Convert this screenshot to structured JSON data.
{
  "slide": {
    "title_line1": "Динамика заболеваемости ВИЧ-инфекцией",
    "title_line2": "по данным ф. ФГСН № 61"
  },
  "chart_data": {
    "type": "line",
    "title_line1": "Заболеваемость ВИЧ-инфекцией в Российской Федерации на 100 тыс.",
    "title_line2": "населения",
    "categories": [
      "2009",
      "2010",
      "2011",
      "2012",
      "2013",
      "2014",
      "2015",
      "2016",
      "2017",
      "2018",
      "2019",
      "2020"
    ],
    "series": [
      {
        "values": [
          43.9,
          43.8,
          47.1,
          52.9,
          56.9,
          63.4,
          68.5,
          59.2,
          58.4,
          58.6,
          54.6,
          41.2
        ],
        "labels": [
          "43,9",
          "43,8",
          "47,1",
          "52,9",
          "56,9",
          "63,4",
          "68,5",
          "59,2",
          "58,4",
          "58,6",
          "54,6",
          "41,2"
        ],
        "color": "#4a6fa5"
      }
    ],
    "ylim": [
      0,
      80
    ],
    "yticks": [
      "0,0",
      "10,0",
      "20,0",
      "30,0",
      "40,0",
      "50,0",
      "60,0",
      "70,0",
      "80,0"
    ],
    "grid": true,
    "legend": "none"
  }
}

Exercise description:
Repeat all of the records above exactly as they appear.

Full answer:
Convert this screenshot to structured JSON data.
{
  "slide": {
    "title_line1": "Динамика заболеваемости ВИЧ-инфекцией",
    "title_line2": "по данным ф. ФГСН № 61"
  },
  "chart_data": {
    "type": "line",
    "title_line1": "Заболеваемость ВИЧ-инфекцией в Российской Федерации на 100 тыс.",
    "title_line2": "населения",
    "categories": [
      "2009",
      "2010",
      "2011",
      "2012",
      "2013",
      "2014",
      "2015",
      "2016",
      "2017",
      "2018",
      "2019",
      "2020"
    ],
    "series": [
      {
        "values": [
          43.9,
          43.8,
          47.1,
          52.9,
          56.9,
          63.4,
          68.5,
          59.2,
          58.4,
          58.6,
          54.6,
          41.2
        ],
        "labels": [
          "43,9",
          "43,8",
          "47,1",
          "52,9",
          "56,9",
          "63,4",
          "68,5",
          "59,2",
          "58,4",
          "58,6",
          "54,6",
          "41,2"
        ],
        "color": "#4a6fa5"
      }
    ],
    "ylim": [
      0,
      80
    ],
    "yticks": [
      "0,0",
      "10,0",
      "20,0",
      "30,0",
      "40,0",
      "50,0",
      "60,0",
      "70,0",
      "80,0"
    ],
    "grid": true,
    "legend": "none"
  }
}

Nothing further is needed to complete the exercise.